◆ WRITTEN TASK
Write out the material again exactly, please, and omit the pictures.

-=-=-

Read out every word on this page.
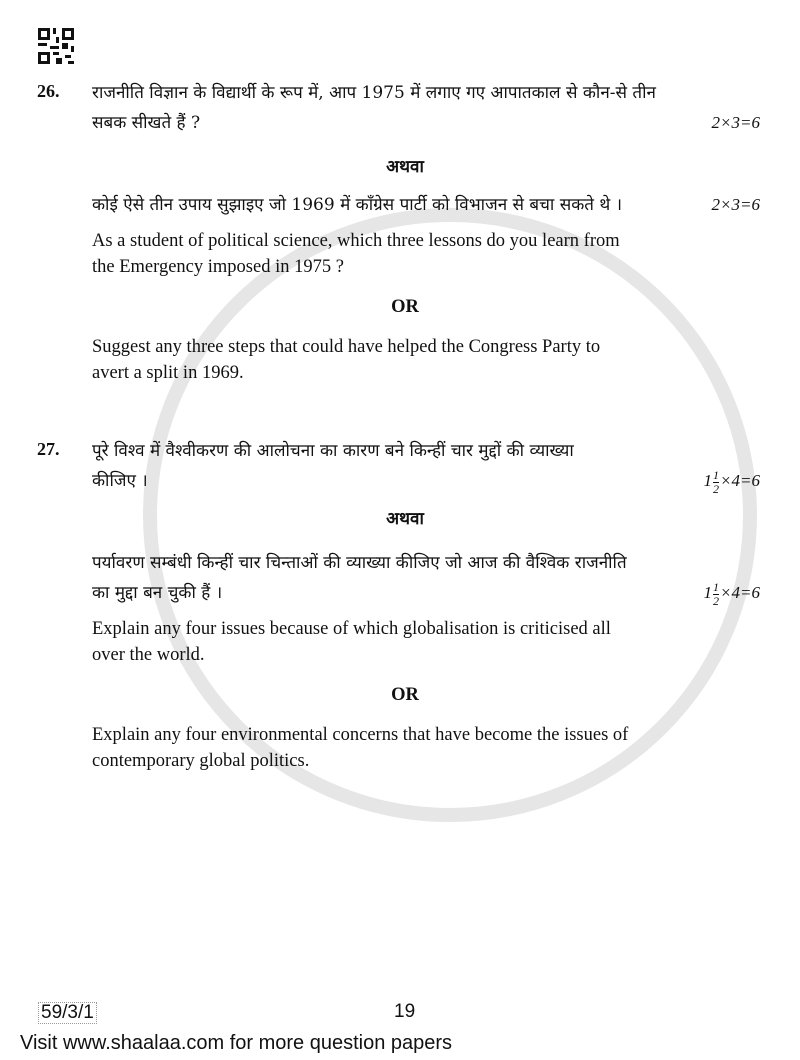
26.	राजनीति विज्ञान के विद्यार्थी के रूप में, आप 1975 में लगाए गए आपातकाल से कौन-से तीन
सबक सीखते हैं ?	2×3=6
अथवा
कोई ऐसे तीन उपाय सुझाइए जो 1969 में काँग्रेस पार्टी को विभाजन से बचा सकते थे ।	2×3=6
As a student of political science, which three lessons do you learn from
the Emergency imposed in 1975 ?
OR
Suggest any three steps that could have helped the Congress Party to
avert a split in 1969.
27.	पूरे विश्व में वैश्वीकरण की आलोचना का कारण बने किन्हीं चार मुद्दों की व्याख्या
कीजिए ।	$1 \frac{1}{2} \times 4=6$
अथवा
पर्यावरण सम्बंधी किन्हीं चार चिन्ताओं की व्याख्या कीजिए जो आज की वैश्विक राजनीति
का मुद्दा बन चुकी हैं ।	$1 \frac{1}{2} \times 4=6$
Explain any four issues because of which globalisation is criticised all
over the world.
OR
Explain any four environmental concerns that have become the issues of
contemporary global politics.
59/3/1	19
Visit www.shaalaa.com for more question papers
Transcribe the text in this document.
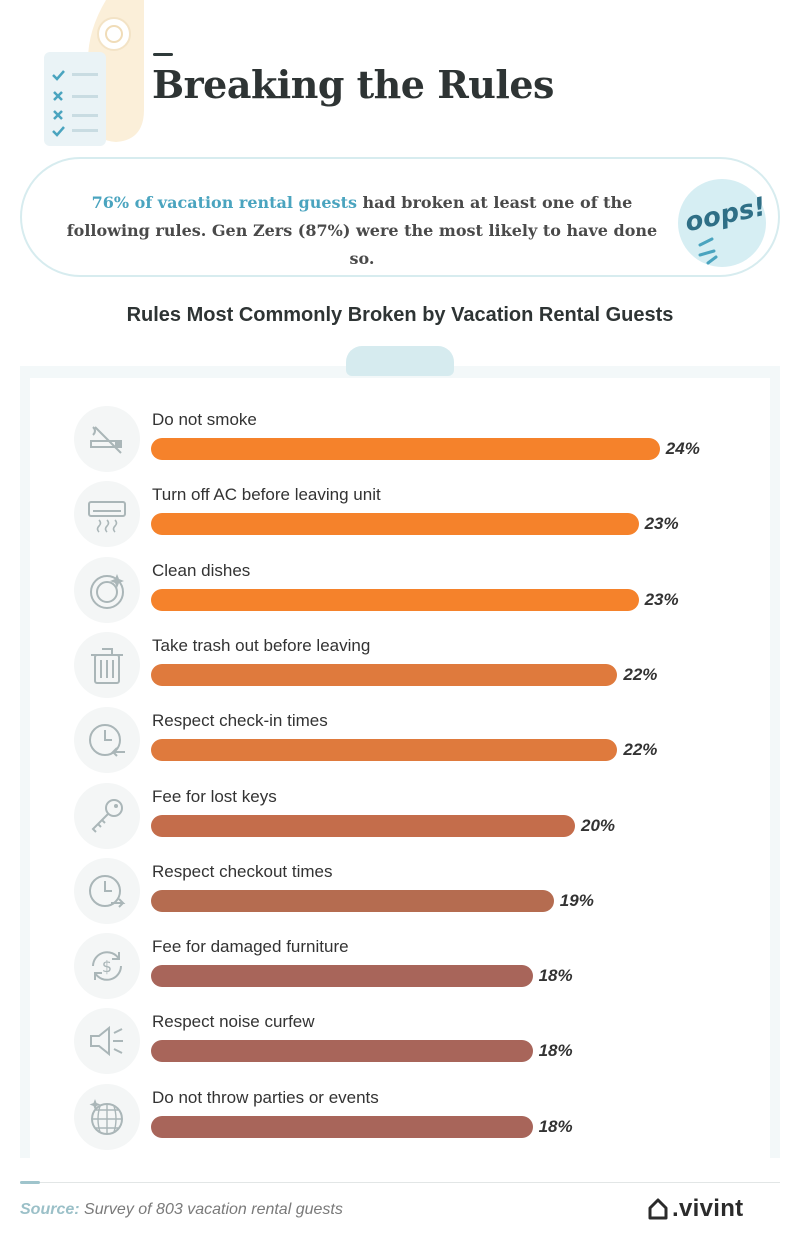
Breaking the Rules

76% of vacation rental guests had broken at least one of the following rules. Gen Zers (87%) were the most likely to have done so.

oops!
Rules Most Commonly Broken by Vacation Rental Guests
Do not smoke
24%
Turn off AC before leaving unit
23%
Clean dishes
23%
Take trash out before leaving
22%
Respect check-in times
22%
Fee for lost keys
20%
Respect checkout times
19%
$
Fee for damaged furniture
18%
Respect noise curfew
18%
Do not throw parties or events
18%

Source: Survey of 803 vacation rental guests	.vivint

-=-=-

◆ ANSWER TO THE PROBLEM
Read out every word on this page.
26.	राजनीति विज्ञान के विद्यार्थी के रूप में, आप 1975 में लगाए गए आपातकाल से कौन-से तीन
सबक सीखते हैं ?	2×3=6
अथवा
कोई ऐसे तीन उपाय सुझाइए जो 1969 में काँग्रेस पार्टी को विभाजन से बचा सकते थे ।	2×3=6
As a student of political science, which three lessons do you learn from
the Emergency imposed in 1975 ?
OR
Suggest any three steps that could have helped the Congress Party to
avert a split in 1969.
27.	पूरे विश्व में वैश्वीकरण की आलोचना का कारण बने किन्हीं चार मुद्दों की व्याख्या
कीजिए ।	$1 \frac{1}{2} \times 4=6$
अथवा
पर्यावरण सम्बंधी किन्हीं चार चिन्ताओं की व्याख्या कीजिए जो आज की वैश्विक राजनीति
का मुद्दा बन चुकी हैं ।	$1 \frac{1}{2} \times 4=6$
Explain any four issues because of which globalisation is criticised all
over the world.
OR
Explain any four environmental concerns that have become the issues of
contemporary global politics.
59/3/1	19
Visit www.shaalaa.com for more question papers
Transcribe the text in this document.
Breaking the Rules

76% of vacation rental guests had broken at least one of the following rules. Gen Zers (87%) were the most likely to have done so.

oops!
Rules Most Commonly Broken by Vacation Rental Guests
Do not smoke
24%
Turn off AC before leaving unit
23%
Clean dishes
23%
Take trash out before leaving
22%
Respect check-in times
22%
Fee for lost keys
20%
Respect checkout times
19%
$
Fee for damaged furniture
18%
Respect noise curfew
18%
Do not throw parties or events
18%

Source: Survey of 803 vacation rental guests	.vivint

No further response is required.